Which lines hold the word "JSON"? Copy each one.

--- start of Given data ---

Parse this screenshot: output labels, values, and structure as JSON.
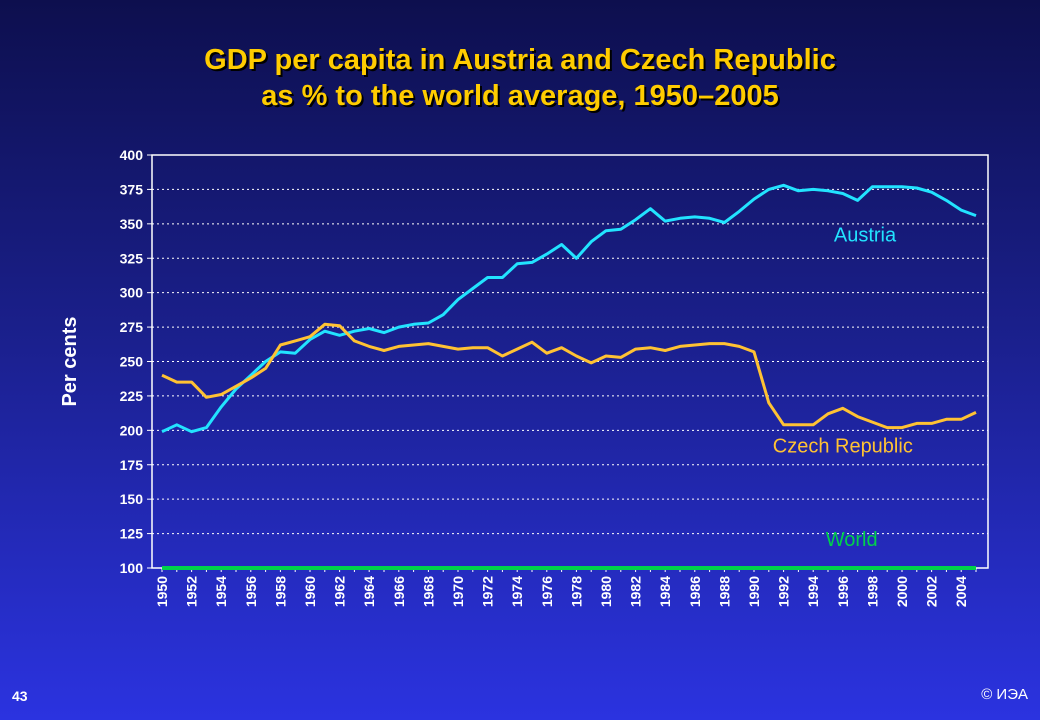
{
  "slide": {
    "title_line1": "GDP per capita in Austria and Czech Republic",
    "title_line2": "as % to the world average, 1950–2005",
    "number": "43",
    "copyright": "© ИЭА"
  },
  "chart_data": {
    "type": "line",
    "title": "GDP per capita in Austria and Czech Republic as % to the world average, 1950–2005",
    "xlabel": "",
    "ylabel": "Per cents",
    "xlim": [
      1950,
      2005
    ],
    "ylim": [
      100,
      400
    ],
    "y_ticks": [
      100,
      125,
      150,
      175,
      200,
      225,
      250,
      275,
      300,
      325,
      350,
      375,
      400
    ],
    "x_tick_labels": [
      "1950",
      "1952",
      "1954",
      "1956",
      "1958",
      "1960",
      "1962",
      "1964",
      "1966",
      "1968",
      "1970",
      "1972",
      "1974",
      "1976",
      "1978",
      "1980",
      "1982",
      "1984",
      "1986",
      "1988",
      "1990",
      "1992",
      "1994",
      "1996",
      "1998",
      "2000",
      "2002",
      "2004"
    ],
    "grid": "horizontal dotted",
    "x": [
      1950,
      1951,
      1952,
      1953,
      1954,
      1955,
      1956,
      1957,
      1958,
      1959,
      1960,
      1961,
      1962,
      1963,
      1964,
      1965,
      1966,
      1967,
      1968,
      1969,
      1970,
      1971,
      1972,
      1973,
      1974,
      1975,
      1976,
      1977,
      1978,
      1979,
      1980,
      1981,
      1982,
      1983,
      1984,
      1985,
      1986,
      1987,
      1988,
      1989,
      1990,
      1991,
      1992,
      1993,
      1994,
      1995,
      1996,
      1997,
      1998,
      1999,
      2000,
      2001,
      2002,
      2003,
      2004,
      2005
    ],
    "series": [
      {
        "name": "Austria",
        "color": "#22e3ff",
        "values": [
          199,
          204,
          199,
          202,
          217,
          230,
          240,
          250,
          257,
          256,
          266,
          272,
          269,
          272,
          274,
          271,
          275,
          277,
          278,
          284,
          295,
          303,
          311,
          311,
          321,
          322,
          328,
          335,
          325,
          337,
          345,
          346,
          353,
          361,
          352,
          354,
          355,
          354,
          351,
          359,
          368,
          375,
          378,
          374,
          375,
          374,
          372,
          367,
          377,
          377,
          377,
          376,
          373,
          367,
          360,
          356
        ]
      },
      {
        "name": "Czech Republic",
        "color": "#ffc233",
        "values": [
          240,
          235,
          235,
          224,
          226,
          232,
          238,
          245,
          262,
          265,
          268,
          277,
          276,
          265,
          261,
          258,
          261,
          262,
          263,
          261,
          259,
          260,
          260,
          254,
          259,
          264,
          256,
          260,
          254,
          249,
          254,
          253,
          259,
          260,
          258,
          261,
          262,
          263,
          263,
          261,
          257,
          220,
          204,
          204,
          204,
          212,
          216,
          210,
          206,
          202,
          202,
          205,
          205,
          208,
          208,
          213
        ]
      },
      {
        "name": "World",
        "color": "#00d24a",
        "values": [
          100,
          100,
          100,
          100,
          100,
          100,
          100,
          100,
          100,
          100,
          100,
          100,
          100,
          100,
          100,
          100,
          100,
          100,
          100,
          100,
          100,
          100,
          100,
          100,
          100,
          100,
          100,
          100,
          100,
          100,
          100,
          100,
          100,
          100,
          100,
          100,
          100,
          100,
          100,
          100,
          100,
          100,
          100,
          100,
          100,
          100,
          100,
          100,
          100,
          100,
          100,
          100,
          100,
          100,
          100,
          100
        ]
      }
    ]
  }
}
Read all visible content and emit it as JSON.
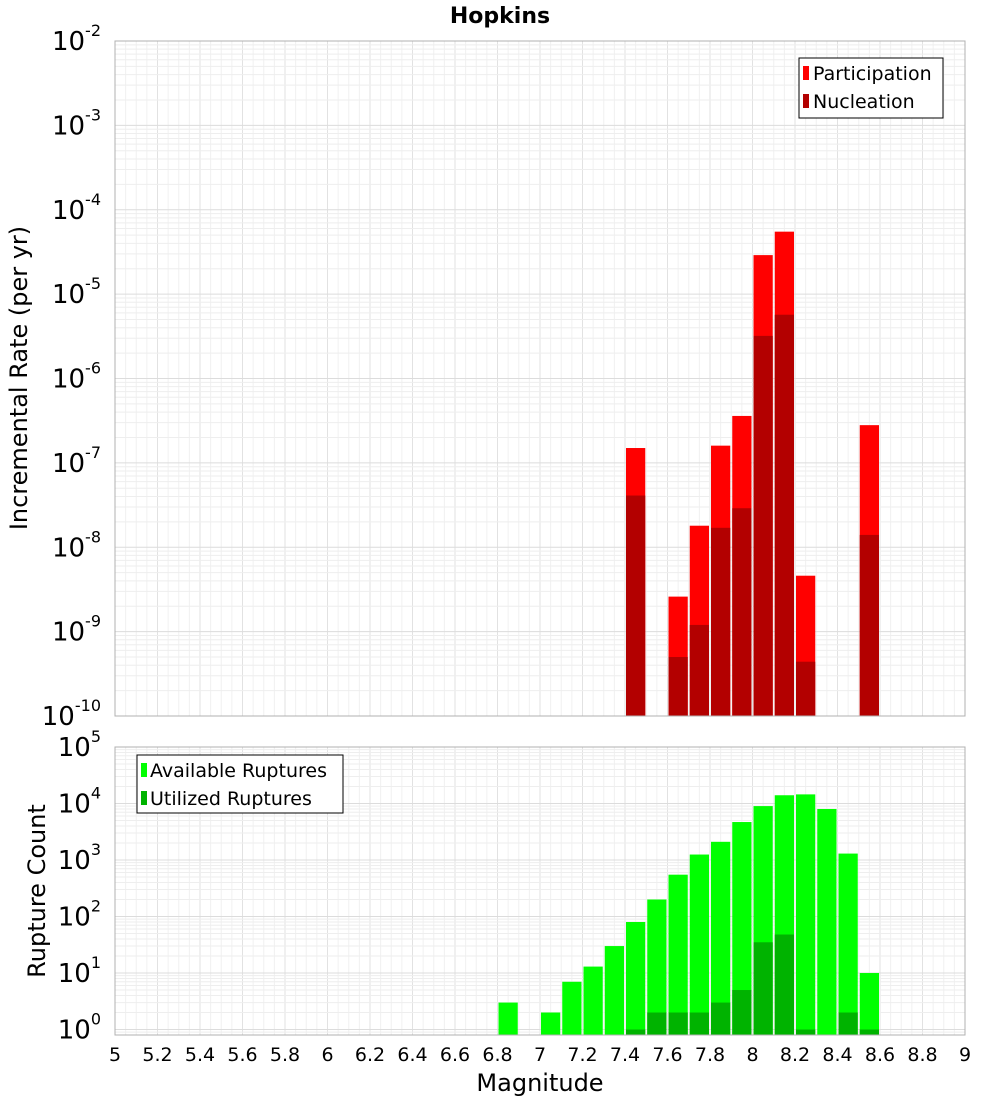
{
  "chart_data": [
    {
      "type": "bar",
      "title": "Hopkins",
      "ylabel": "Incremental Rate (per yr)",
      "xlabel": "",
      "yscale": "log",
      "ylim": [
        1e-10,
        0.01
      ],
      "xlim": [
        5,
        9
      ],
      "y_ticks": [
        {
          "base": "10",
          "exp": "-10",
          "value": 1e-10
        },
        {
          "base": "10",
          "exp": "-9",
          "value": 1e-09
        },
        {
          "base": "10",
          "exp": "-8",
          "value": 1e-08
        },
        {
          "base": "10",
          "exp": "-7",
          "value": 1e-07
        },
        {
          "base": "10",
          "exp": "-6",
          "value": 1e-06
        },
        {
          "base": "10",
          "exp": "-5",
          "value": 1e-05
        },
        {
          "base": "10",
          "exp": "-4",
          "value": 0.0001
        },
        {
          "base": "10",
          "exp": "-3",
          "value": 0.001
        },
        {
          "base": "10",
          "exp": "-2",
          "value": 0.01
        }
      ],
      "legend_position": "top-right",
      "grid": true,
      "series": [
        {
          "name": "Participation",
          "color": "#ff0000",
          "points": [
            {
              "x": 7.45,
              "y": 1.5e-07
            },
            {
              "x": 7.65,
              "y": 2.6e-09
            },
            {
              "x": 7.75,
              "y": 1.8e-08
            },
            {
              "x": 7.85,
              "y": 1.6e-07
            },
            {
              "x": 7.95,
              "y": 3.6e-07
            },
            {
              "x": 8.05,
              "y": 2.9e-05
            },
            {
              "x": 8.15,
              "y": 5.5e-05
            },
            {
              "x": 8.25,
              "y": 4.6e-09
            },
            {
              "x": 8.55,
              "y": 2.8e-07
            }
          ]
        },
        {
          "name": "Nucleation",
          "color": "#b30000",
          "points": [
            {
              "x": 7.45,
              "y": 4.1e-08
            },
            {
              "x": 7.65,
              "y": 5e-10
            },
            {
              "x": 7.75,
              "y": 1.2e-09
            },
            {
              "x": 7.85,
              "y": 1.7e-08
            },
            {
              "x": 7.95,
              "y": 2.9e-08
            },
            {
              "x": 8.05,
              "y": 3.2e-06
            },
            {
              "x": 8.15,
              "y": 5.7e-06
            },
            {
              "x": 8.25,
              "y": 4.4e-10
            },
            {
              "x": 8.55,
              "y": 1.4e-08
            }
          ]
        }
      ]
    },
    {
      "type": "bar",
      "title": "",
      "xlabel": "Magnitude",
      "ylabel": "Rupture Count",
      "yscale": "log",
      "ylim": [
        0.8,
        100000.0
      ],
      "xlim": [
        5,
        9
      ],
      "x_ticks": [
        "5",
        "5.2",
        "5.4",
        "5.6",
        "5.8",
        "6",
        "6.2",
        "6.4",
        "6.6",
        "6.8",
        "7",
        "7.2",
        "7.4",
        "7.6",
        "7.8",
        "8",
        "8.2",
        "8.4",
        "8.6",
        "8.8",
        "9"
      ],
      "y_ticks": [
        {
          "base": "10",
          "exp": "0",
          "value": 1
        },
        {
          "base": "10",
          "exp": "1",
          "value": 10
        },
        {
          "base": "10",
          "exp": "2",
          "value": 100
        },
        {
          "base": "10",
          "exp": "3",
          "value": 1000
        },
        {
          "base": "10",
          "exp": "4",
          "value": 10000
        },
        {
          "base": "10",
          "exp": "5",
          "value": 100000
        }
      ],
      "legend_position": "top-left",
      "grid": true,
      "series": [
        {
          "name": "Available Ruptures",
          "color": "#00ff00",
          "points": [
            {
              "x": 6.85,
              "y": 3
            },
            {
              "x": 7.05,
              "y": 2
            },
            {
              "x": 7.15,
              "y": 7
            },
            {
              "x": 7.25,
              "y": 13
            },
            {
              "x": 7.35,
              "y": 30
            },
            {
              "x": 7.45,
              "y": 80
            },
            {
              "x": 7.55,
              "y": 200
            },
            {
              "x": 7.65,
              "y": 550
            },
            {
              "x": 7.75,
              "y": 1250
            },
            {
              "x": 7.85,
              "y": 2100
            },
            {
              "x": 7.95,
              "y": 4700
            },
            {
              "x": 8.05,
              "y": 9000
            },
            {
              "x": 8.15,
              "y": 14000
            },
            {
              "x": 8.25,
              "y": 14500
            },
            {
              "x": 8.35,
              "y": 8000
            },
            {
              "x": 8.45,
              "y": 1300
            },
            {
              "x": 8.55,
              "y": 10
            }
          ]
        },
        {
          "name": "Utilized Ruptures",
          "color": "#00b300",
          "points": [
            {
              "x": 7.45,
              "y": 1
            },
            {
              "x": 7.55,
              "y": 2
            },
            {
              "x": 7.65,
              "y": 2
            },
            {
              "x": 7.75,
              "y": 2
            },
            {
              "x": 7.85,
              "y": 3
            },
            {
              "x": 7.95,
              "y": 5
            },
            {
              "x": 8.05,
              "y": 35
            },
            {
              "x": 8.15,
              "y": 48
            },
            {
              "x": 8.25,
              "y": 1
            },
            {
              "x": 8.45,
              "y": 2
            },
            {
              "x": 8.55,
              "y": 1
            }
          ]
        }
      ]
    }
  ]
}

--- end of Given data ---

Answer to the exercise ->
Parse this screenshot: output labels, values, and structure as JSON.
Read all visible content and emit it as JSON.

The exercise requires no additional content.